• _EXERCISE OBJECTIVE_
State how many lines in the entries below contain "this". Write nothing but the number.

• _TASK DATA_
◇ ◇ ◇ ◇ ◇

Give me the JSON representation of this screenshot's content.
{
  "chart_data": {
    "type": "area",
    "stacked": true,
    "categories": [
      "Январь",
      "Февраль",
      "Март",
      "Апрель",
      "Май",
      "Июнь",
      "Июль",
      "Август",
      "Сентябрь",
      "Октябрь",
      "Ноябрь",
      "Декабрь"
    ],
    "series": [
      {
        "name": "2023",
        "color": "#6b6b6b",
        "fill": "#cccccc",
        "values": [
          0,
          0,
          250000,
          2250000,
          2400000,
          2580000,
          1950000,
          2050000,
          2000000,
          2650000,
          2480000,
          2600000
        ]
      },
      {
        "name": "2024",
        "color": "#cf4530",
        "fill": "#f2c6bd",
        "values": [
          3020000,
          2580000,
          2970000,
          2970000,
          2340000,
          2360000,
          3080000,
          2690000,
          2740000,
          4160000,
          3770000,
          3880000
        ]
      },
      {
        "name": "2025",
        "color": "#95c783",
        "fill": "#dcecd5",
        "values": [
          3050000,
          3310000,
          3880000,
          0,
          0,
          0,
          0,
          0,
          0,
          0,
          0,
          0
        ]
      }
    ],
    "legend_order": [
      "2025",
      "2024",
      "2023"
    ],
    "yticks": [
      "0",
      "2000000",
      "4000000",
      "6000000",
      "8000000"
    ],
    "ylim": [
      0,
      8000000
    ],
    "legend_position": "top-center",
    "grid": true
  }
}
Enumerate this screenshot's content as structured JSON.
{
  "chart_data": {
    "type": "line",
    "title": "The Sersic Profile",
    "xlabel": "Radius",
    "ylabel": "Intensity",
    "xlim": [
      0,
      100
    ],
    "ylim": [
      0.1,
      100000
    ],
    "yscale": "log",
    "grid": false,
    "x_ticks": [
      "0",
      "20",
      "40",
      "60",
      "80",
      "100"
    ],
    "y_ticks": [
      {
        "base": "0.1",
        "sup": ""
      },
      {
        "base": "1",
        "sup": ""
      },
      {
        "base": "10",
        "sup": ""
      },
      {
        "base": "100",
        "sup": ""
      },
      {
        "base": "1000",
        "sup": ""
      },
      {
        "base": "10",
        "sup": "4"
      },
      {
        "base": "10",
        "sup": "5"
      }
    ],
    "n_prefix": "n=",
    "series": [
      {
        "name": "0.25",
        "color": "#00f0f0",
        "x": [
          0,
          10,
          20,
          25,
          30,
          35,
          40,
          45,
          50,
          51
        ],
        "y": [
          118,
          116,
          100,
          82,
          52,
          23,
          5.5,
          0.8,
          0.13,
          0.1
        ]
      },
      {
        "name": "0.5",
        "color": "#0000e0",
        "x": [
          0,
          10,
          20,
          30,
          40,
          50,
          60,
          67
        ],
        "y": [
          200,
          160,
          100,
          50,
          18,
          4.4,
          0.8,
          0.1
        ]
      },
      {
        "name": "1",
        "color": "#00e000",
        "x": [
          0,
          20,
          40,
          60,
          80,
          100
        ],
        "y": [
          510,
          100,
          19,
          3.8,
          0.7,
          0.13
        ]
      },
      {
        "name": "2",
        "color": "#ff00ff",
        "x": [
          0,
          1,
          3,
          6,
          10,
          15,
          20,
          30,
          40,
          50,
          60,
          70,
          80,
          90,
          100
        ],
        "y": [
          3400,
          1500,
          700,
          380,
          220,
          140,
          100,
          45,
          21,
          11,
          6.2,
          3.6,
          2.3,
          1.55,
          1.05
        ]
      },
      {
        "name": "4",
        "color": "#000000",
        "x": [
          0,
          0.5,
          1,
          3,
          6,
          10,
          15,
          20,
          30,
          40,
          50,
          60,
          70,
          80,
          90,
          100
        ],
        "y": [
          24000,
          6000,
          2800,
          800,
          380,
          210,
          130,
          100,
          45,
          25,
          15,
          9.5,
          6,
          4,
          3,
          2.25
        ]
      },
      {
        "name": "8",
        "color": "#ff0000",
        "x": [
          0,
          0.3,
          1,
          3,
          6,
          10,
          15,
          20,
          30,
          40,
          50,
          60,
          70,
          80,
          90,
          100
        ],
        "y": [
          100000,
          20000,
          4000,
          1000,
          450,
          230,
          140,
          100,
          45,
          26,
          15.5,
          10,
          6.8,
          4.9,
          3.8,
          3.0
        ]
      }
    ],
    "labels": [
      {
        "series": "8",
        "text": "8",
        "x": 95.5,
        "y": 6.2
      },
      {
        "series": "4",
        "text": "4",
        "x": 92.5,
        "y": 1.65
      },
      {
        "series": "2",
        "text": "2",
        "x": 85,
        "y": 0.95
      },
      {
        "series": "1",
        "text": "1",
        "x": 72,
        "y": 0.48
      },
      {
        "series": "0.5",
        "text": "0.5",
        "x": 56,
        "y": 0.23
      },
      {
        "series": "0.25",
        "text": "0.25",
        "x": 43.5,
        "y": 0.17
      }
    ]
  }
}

◇ ◇ ◇ ◇ ◇

• _CORRECT ANSWER_
2